-- START Listed entries --

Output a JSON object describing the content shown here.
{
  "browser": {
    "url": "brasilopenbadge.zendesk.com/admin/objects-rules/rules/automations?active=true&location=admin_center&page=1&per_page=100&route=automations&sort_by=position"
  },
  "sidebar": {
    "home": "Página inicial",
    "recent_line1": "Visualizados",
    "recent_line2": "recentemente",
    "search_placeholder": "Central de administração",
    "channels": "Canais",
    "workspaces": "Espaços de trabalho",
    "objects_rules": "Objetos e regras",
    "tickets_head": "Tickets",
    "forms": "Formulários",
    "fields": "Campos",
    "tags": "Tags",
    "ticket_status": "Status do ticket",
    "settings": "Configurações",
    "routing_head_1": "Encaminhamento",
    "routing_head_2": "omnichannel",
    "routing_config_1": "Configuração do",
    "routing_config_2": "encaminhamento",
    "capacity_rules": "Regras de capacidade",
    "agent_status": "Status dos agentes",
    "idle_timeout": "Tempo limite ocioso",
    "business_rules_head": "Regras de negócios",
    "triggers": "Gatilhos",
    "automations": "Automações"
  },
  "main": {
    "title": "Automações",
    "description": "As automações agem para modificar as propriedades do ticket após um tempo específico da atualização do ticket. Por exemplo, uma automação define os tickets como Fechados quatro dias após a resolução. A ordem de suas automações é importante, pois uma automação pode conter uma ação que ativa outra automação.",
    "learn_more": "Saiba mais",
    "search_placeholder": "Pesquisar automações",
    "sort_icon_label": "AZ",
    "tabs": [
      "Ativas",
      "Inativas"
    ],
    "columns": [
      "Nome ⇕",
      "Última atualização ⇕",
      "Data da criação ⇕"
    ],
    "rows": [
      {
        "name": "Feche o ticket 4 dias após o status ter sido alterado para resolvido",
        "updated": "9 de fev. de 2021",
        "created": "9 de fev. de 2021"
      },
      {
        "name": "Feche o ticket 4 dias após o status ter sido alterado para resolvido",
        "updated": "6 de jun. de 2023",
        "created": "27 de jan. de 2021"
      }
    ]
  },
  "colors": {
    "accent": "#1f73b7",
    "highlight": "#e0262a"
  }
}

-- END Listed entries --

— Request —
Repeat the material above exactly.

— Task result —
Output a JSON object describing the content shown here.
{
  "browser": {
    "url": "brasilopenbadge.zendesk.com/admin/objects-rules/rules/automations?active=true&location=admin_center&page=1&per_page=100&route=automations&sort_by=position"
  },
  "sidebar": {
    "home": "Página inicial",
    "recent_line1": "Visualizados",
    "recent_line2": "recentemente",
    "search_placeholder": "Central de administração",
    "channels": "Canais",
    "workspaces": "Espaços de trabalho",
    "objects_rules": "Objetos e regras",
    "tickets_head": "Tickets",
    "forms": "Formulários",
    "fields": "Campos",
    "tags": "Tags",
    "ticket_status": "Status do ticket",
    "settings": "Configurações",
    "routing_head_1": "Encaminhamento",
    "routing_head_2": "omnichannel",
    "routing_config_1": "Configuração do",
    "routing_config_2": "encaminhamento",
    "capacity_rules": "Regras de capacidade",
    "agent_status": "Status dos agentes",
    "idle_timeout": "Tempo limite ocioso",
    "business_rules_head": "Regras de negócios",
    "triggers": "Gatilhos",
    "automations": "Automações"
  },
  "main": {
    "title": "Automações",
    "description": "As automações agem para modificar as propriedades do ticket após um tempo específico da atualização do ticket. Por exemplo, uma automação define os tickets como Fechados quatro dias após a resolução. A ordem de suas automações é importante, pois uma automação pode conter uma ação que ativa outra automação.",
    "learn_more": "Saiba mais",
    "search_placeholder": "Pesquisar automações",
    "sort_icon_label": "AZ",
    "tabs": [
      "Ativas",
      "Inativas"
    ],
    "columns": [
      "Nome ⇕",
      "Última atualização ⇕",
      "Data da criação ⇕"
    ],
    "rows": [
      {
        "name": "Feche o ticket 4 dias após o status ter sido alterado para resolvido",
        "updated": "9 de fev. de 2021",
        "created": "9 de fev. de 2021"
      },
      {
        "name": "Feche o ticket 4 dias após o status ter sido alterado para resolvido",
        "updated": "6 de jun. de 2023",
        "created": "27 de jan. de 2021"
      }
    ]
  },
  "colors": {
    "accent": "#1f73b7",
    "highlight": "#e0262a"
  }
}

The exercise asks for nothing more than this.